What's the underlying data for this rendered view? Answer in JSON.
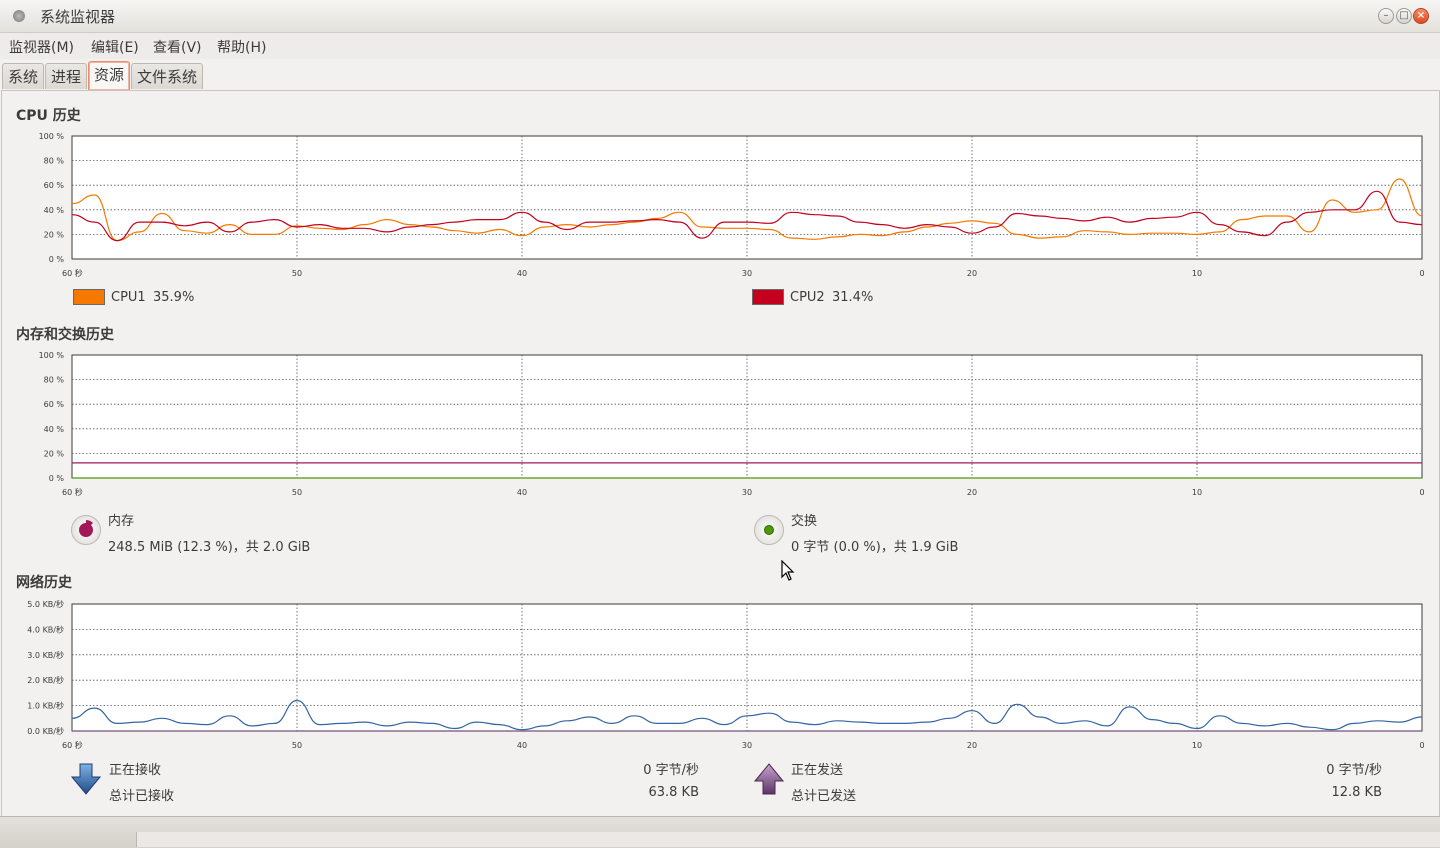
{
  "window": {
    "title": "系统监视器",
    "controls": {
      "minimize": "–",
      "maximize": "□",
      "close": "×"
    }
  },
  "menu": [
    "监视器(M)",
    "编辑(E)",
    "查看(V)",
    "帮助(H)"
  ],
  "tabs": [
    {
      "label": "系统",
      "active": false
    },
    {
      "label": "进程",
      "active": false
    },
    {
      "label": "资源",
      "active": true
    },
    {
      "label": "文件系统",
      "active": false
    }
  ],
  "cpu": {
    "title": "CPU 历史",
    "y_ticks": [
      "100 %",
      "80 %",
      "60 %",
      "40 %",
      "20 %",
      "0 %"
    ],
    "x_ticks": [
      "60 秒",
      "50",
      "40",
      "30",
      "20",
      "10",
      "0"
    ],
    "legend": [
      {
        "name": "CPU1",
        "value": "35.9%",
        "color": "#f57900"
      },
      {
        "name": "CPU2",
        "value": "31.4%",
        "color": "#c4001f"
      }
    ]
  },
  "memory": {
    "title": "内存和交换历史",
    "y_ticks": [
      "100 %",
      "80 %",
      "60 %",
      "40 %",
      "20 %",
      "0 %"
    ],
    "x_ticks": [
      "60 秒",
      "50",
      "40",
      "30",
      "20",
      "10",
      "0"
    ],
    "mem_label": "内存",
    "mem_value": "248.5 MiB (12.3 %)，共 2.0 GiB",
    "mem_color": "#a0185a",
    "swap_label": "交换",
    "swap_value": "0 字节 (0.0 %)，共 1.9 GiB",
    "swap_color": "#4e9a06"
  },
  "network": {
    "title": "网络历史",
    "y_ticks": [
      "5.0 KB/秒",
      "4.0 KB/秒",
      "3.0 KB/秒",
      "2.0 KB/秒",
      "1.0 KB/秒",
      "0.0 KB/秒"
    ],
    "x_ticks": [
      "60 秒",
      "50",
      "40",
      "30",
      "20",
      "10",
      "0"
    ],
    "recv_label": "正在接收",
    "recv_rate": "0 字节/秒",
    "recv_total_label": "总计已接收",
    "recv_total": "63.8 KB",
    "recv_color": "#3465a4",
    "send_label": "正在发送",
    "send_rate": "0 字节/秒",
    "send_total_label": "总计已发送",
    "send_total": "12.8 KB",
    "send_color": "#75507b"
  },
  "chart_data": [
    {
      "type": "line",
      "title": "CPU 历史",
      "ylim": [
        0,
        100
      ],
      "xlim": [
        60,
        0
      ],
      "x": [
        60,
        59,
        58,
        57,
        56,
        55,
        54,
        53,
        52,
        51,
        50,
        49,
        48,
        47,
        46,
        45,
        44,
        43,
        42,
        41,
        40,
        39,
        38,
        37,
        36,
        35,
        34,
        33,
        32,
        31,
        30,
        29,
        28,
        27,
        26,
        25,
        24,
        23,
        22,
        21,
        20,
        19,
        18,
        17,
        16,
        15,
        14,
        13,
        12,
        11,
        10,
        9,
        8,
        7,
        6,
        5,
        4,
        3,
        2,
        1,
        0
      ],
      "series": [
        {
          "name": "CPU1",
          "color": "#f57900",
          "values": [
            45,
            52,
            15,
            22,
            37,
            23,
            21,
            28,
            20,
            20,
            27,
            25,
            24,
            28,
            32,
            28,
            26,
            23,
            21,
            24,
            19,
            26,
            28,
            26,
            28,
            30,
            33,
            38,
            26,
            25,
            25,
            24,
            17,
            16,
            18,
            20,
            19,
            22,
            26,
            29,
            31,
            29,
            20,
            17,
            18,
            23,
            22,
            20,
            21,
            21,
            20,
            22,
            32,
            35,
            35,
            22,
            48,
            38,
            40,
            65,
            35
          ]
        },
        {
          "name": "CPU2",
          "color": "#c4001f",
          "values": [
            36,
            30,
            15,
            30,
            30,
            27,
            30,
            22,
            30,
            32,
            26,
            28,
            25,
            25,
            22,
            26,
            28,
            30,
            32,
            32,
            38,
            30,
            24,
            30,
            30,
            31,
            32,
            30,
            17,
            30,
            30,
            29,
            38,
            36,
            35,
            30,
            28,
            25,
            28,
            26,
            21,
            26,
            37,
            35,
            33,
            31,
            34,
            30,
            33,
            34,
            38,
            28,
            22,
            19,
            30,
            38,
            40,
            40,
            55,
            30,
            28
          ]
        }
      ]
    },
    {
      "type": "line",
      "title": "内存和交换历史",
      "ylim": [
        0,
        100
      ],
      "xlim": [
        60,
        0
      ],
      "x": [
        60,
        0
      ],
      "series": [
        {
          "name": "内存",
          "color": "#a0185a",
          "values": [
            12.3,
            12.3
          ]
        },
        {
          "name": "交换",
          "color": "#4e9a06",
          "values": [
            0,
            0
          ]
        }
      ]
    },
    {
      "type": "line",
      "title": "网络历史",
      "ylim": [
        0,
        5
      ],
      "xlim": [
        60,
        0
      ],
      "x": [
        60,
        59,
        58,
        57,
        56,
        55,
        54,
        53,
        52,
        51,
        50,
        49,
        48,
        47,
        46,
        45,
        44,
        43,
        42,
        41,
        40,
        39,
        38,
        37,
        36,
        35,
        34,
        33,
        32,
        31,
        30,
        29,
        28,
        27,
        26,
        25,
        24,
        23,
        22,
        21,
        20,
        19,
        18,
        17,
        16,
        15,
        14,
        13,
        12,
        11,
        10,
        9,
        8,
        7,
        6,
        5,
        4,
        3,
        2,
        1,
        0
      ],
      "series": [
        {
          "name": "正在接收",
          "color": "#3465a4",
          "values": [
            0.5,
            0.9,
            0.3,
            0.35,
            0.5,
            0.3,
            0.25,
            0.6,
            0.2,
            0.3,
            1.2,
            0.25,
            0.3,
            0.35,
            0.2,
            0.35,
            0.3,
            0.1,
            0.35,
            0.25,
            0.05,
            0.2,
            0.4,
            0.55,
            0.3,
            0.6,
            0.3,
            0.3,
            0.5,
            0.25,
            0.6,
            0.7,
            0.35,
            0.25,
            0.4,
            0.35,
            0.3,
            0.3,
            0.35,
            0.5,
            0.8,
            0.3,
            1.05,
            0.55,
            0.3,
            0.4,
            0.2,
            0.95,
            0.45,
            0.3,
            0.1,
            0.6,
            0.3,
            0.2,
            0.3,
            0.15,
            0.05,
            0.3,
            0.4,
            0.35,
            0.55
          ]
        },
        {
          "name": "正在发送",
          "color": "#75507b",
          "values": [
            0,
            0,
            0,
            0,
            0,
            0,
            0,
            0,
            0,
            0,
            0,
            0,
            0,
            0,
            0,
            0,
            0,
            0,
            0,
            0,
            0,
            0,
            0,
            0,
            0,
            0,
            0,
            0,
            0,
            0,
            0,
            0,
            0,
            0,
            0,
            0,
            0,
            0,
            0,
            0,
            0,
            0,
            0,
            0,
            0,
            0,
            0,
            0,
            0,
            0,
            0,
            0,
            0,
            0,
            0,
            0,
            0,
            0,
            0,
            0,
            0
          ]
        }
      ]
    }
  ]
}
==========
Each record above should come back exactly the same, only without its pictures.

▶ [Worked answer]
What's the underlying data for this rendered view? Answer in JSON.
{
  "window": {
    "title": "系统监视器",
    "controls": {
      "minimize": "–",
      "maximize": "□",
      "close": "×"
    }
  },
  "menu": [
    "监视器(M)",
    "编辑(E)",
    "查看(V)",
    "帮助(H)"
  ],
  "tabs": [
    {
      "label": "系统",
      "active": false
    },
    {
      "label": "进程",
      "active": false
    },
    {
      "label": "资源",
      "active": true
    },
    {
      "label": "文件系统",
      "active": false
    }
  ],
  "cpu": {
    "title": "CPU 历史",
    "y_ticks": [
      "100 %",
      "80 %",
      "60 %",
      "40 %",
      "20 %",
      "0 %"
    ],
    "x_ticks": [
      "60 秒",
      "50",
      "40",
      "30",
      "20",
      "10",
      "0"
    ],
    "legend": [
      {
        "name": "CPU1",
        "value": "35.9%",
        "color": "#f57900"
      },
      {
        "name": "CPU2",
        "value": "31.4%",
        "color": "#c4001f"
      }
    ]
  },
  "memory": {
    "title": "内存和交换历史",
    "y_ticks": [
      "100 %",
      "80 %",
      "60 %",
      "40 %",
      "20 %",
      "0 %"
    ],
    "x_ticks": [
      "60 秒",
      "50",
      "40",
      "30",
      "20",
      "10",
      "0"
    ],
    "mem_label": "内存",
    "mem_value": "248.5 MiB (12.3 %)，共 2.0 GiB",
    "mem_color": "#a0185a",
    "swap_label": "交换",
    "swap_value": "0 字节 (0.0 %)，共 1.9 GiB",
    "swap_color": "#4e9a06"
  },
  "network": {
    "title": "网络历史",
    "y_ticks": [
      "5.0 KB/秒",
      "4.0 KB/秒",
      "3.0 KB/秒",
      "2.0 KB/秒",
      "1.0 KB/秒",
      "0.0 KB/秒"
    ],
    "x_ticks": [
      "60 秒",
      "50",
      "40",
      "30",
      "20",
      "10",
      "0"
    ],
    "recv_label": "正在接收",
    "recv_rate": "0 字节/秒",
    "recv_total_label": "总计已接收",
    "recv_total": "63.8 KB",
    "recv_color": "#3465a4",
    "send_label": "正在发送",
    "send_rate": "0 字节/秒",
    "send_total_label": "总计已发送",
    "send_total": "12.8 KB",
    "send_color": "#75507b"
  },
  "chart_data": [
    {
      "type": "line",
      "title": "CPU 历史",
      "ylim": [
        0,
        100
      ],
      "xlim": [
        60,
        0
      ],
      "x": [
        60,
        59,
        58,
        57,
        56,
        55,
        54,
        53,
        52,
        51,
        50,
        49,
        48,
        47,
        46,
        45,
        44,
        43,
        42,
        41,
        40,
        39,
        38,
        37,
        36,
        35,
        34,
        33,
        32,
        31,
        30,
        29,
        28,
        27,
        26,
        25,
        24,
        23,
        22,
        21,
        20,
        19,
        18,
        17,
        16,
        15,
        14,
        13,
        12,
        11,
        10,
        9,
        8,
        7,
        6,
        5,
        4,
        3,
        2,
        1,
        0
      ],
      "series": [
        {
          "name": "CPU1",
          "color": "#f57900",
          "values": [
            45,
            52,
            15,
            22,
            37,
            23,
            21,
            28,
            20,
            20,
            27,
            25,
            24,
            28,
            32,
            28,
            26,
            23,
            21,
            24,
            19,
            26,
            28,
            26,
            28,
            30,
            33,
            38,
            26,
            25,
            25,
            24,
            17,
            16,
            18,
            20,
            19,
            22,
            26,
            29,
            31,
            29,
            20,
            17,
            18,
            23,
            22,
            20,
            21,
            21,
            20,
            22,
            32,
            35,
            35,
            22,
            48,
            38,
            40,
            65,
            35
          ]
        },
        {
          "name": "CPU2",
          "color": "#c4001f",
          "values": [
            36,
            30,
            15,
            30,
            30,
            27,
            30,
            22,
            30,
            32,
            26,
            28,
            25,
            25,
            22,
            26,
            28,
            30,
            32,
            32,
            38,
            30,
            24,
            30,
            30,
            31,
            32,
            30,
            17,
            30,
            30,
            29,
            38,
            36,
            35,
            30,
            28,
            25,
            28,
            26,
            21,
            26,
            37,
            35,
            33,
            31,
            34,
            30,
            33,
            34,
            38,
            28,
            22,
            19,
            30,
            38,
            40,
            40,
            55,
            30,
            28
          ]
        }
      ]
    },
    {
      "type": "line",
      "title": "内存和交换历史",
      "ylim": [
        0,
        100
      ],
      "xlim": [
        60,
        0
      ],
      "x": [
        60,
        0
      ],
      "series": [
        {
          "name": "内存",
          "color": "#a0185a",
          "values": [
            12.3,
            12.3
          ]
        },
        {
          "name": "交换",
          "color": "#4e9a06",
          "values": [
            0,
            0
          ]
        }
      ]
    },
    {
      "type": "line",
      "title": "网络历史",
      "ylim": [
        0,
        5
      ],
      "xlim": [
        60,
        0
      ],
      "x": [
        60,
        59,
        58,
        57,
        56,
        55,
        54,
        53,
        52,
        51,
        50,
        49,
        48,
        47,
        46,
        45,
        44,
        43,
        42,
        41,
        40,
        39,
        38,
        37,
        36,
        35,
        34,
        33,
        32,
        31,
        30,
        29,
        28,
        27,
        26,
        25,
        24,
        23,
        22,
        21,
        20,
        19,
        18,
        17,
        16,
        15,
        14,
        13,
        12,
        11,
        10,
        9,
        8,
        7,
        6,
        5,
        4,
        3,
        2,
        1,
        0
      ],
      "series": [
        {
          "name": "正在接收",
          "color": "#3465a4",
          "values": [
            0.5,
            0.9,
            0.3,
            0.35,
            0.5,
            0.3,
            0.25,
            0.6,
            0.2,
            0.3,
            1.2,
            0.25,
            0.3,
            0.35,
            0.2,
            0.35,
            0.3,
            0.1,
            0.35,
            0.25,
            0.05,
            0.2,
            0.4,
            0.55,
            0.3,
            0.6,
            0.3,
            0.3,
            0.5,
            0.25,
            0.6,
            0.7,
            0.35,
            0.25,
            0.4,
            0.35,
            0.3,
            0.3,
            0.35,
            0.5,
            0.8,
            0.3,
            1.05,
            0.55,
            0.3,
            0.4,
            0.2,
            0.95,
            0.45,
            0.3,
            0.1,
            0.6,
            0.3,
            0.2,
            0.3,
            0.15,
            0.05,
            0.3,
            0.4,
            0.35,
            0.55
          ]
        },
        {
          "name": "正在发送",
          "color": "#75507b",
          "values": [
            0,
            0,
            0,
            0,
            0,
            0,
            0,
            0,
            0,
            0,
            0,
            0,
            0,
            0,
            0,
            0,
            0,
            0,
            0,
            0,
            0,
            0,
            0,
            0,
            0,
            0,
            0,
            0,
            0,
            0,
            0,
            0,
            0,
            0,
            0,
            0,
            0,
            0,
            0,
            0,
            0,
            0,
            0,
            0,
            0,
            0,
            0,
            0,
            0,
            0,
            0,
            0,
            0,
            0,
            0,
            0,
            0,
            0,
            0,
            0,
            0
          ]
        }
      ]
    }
  ]
}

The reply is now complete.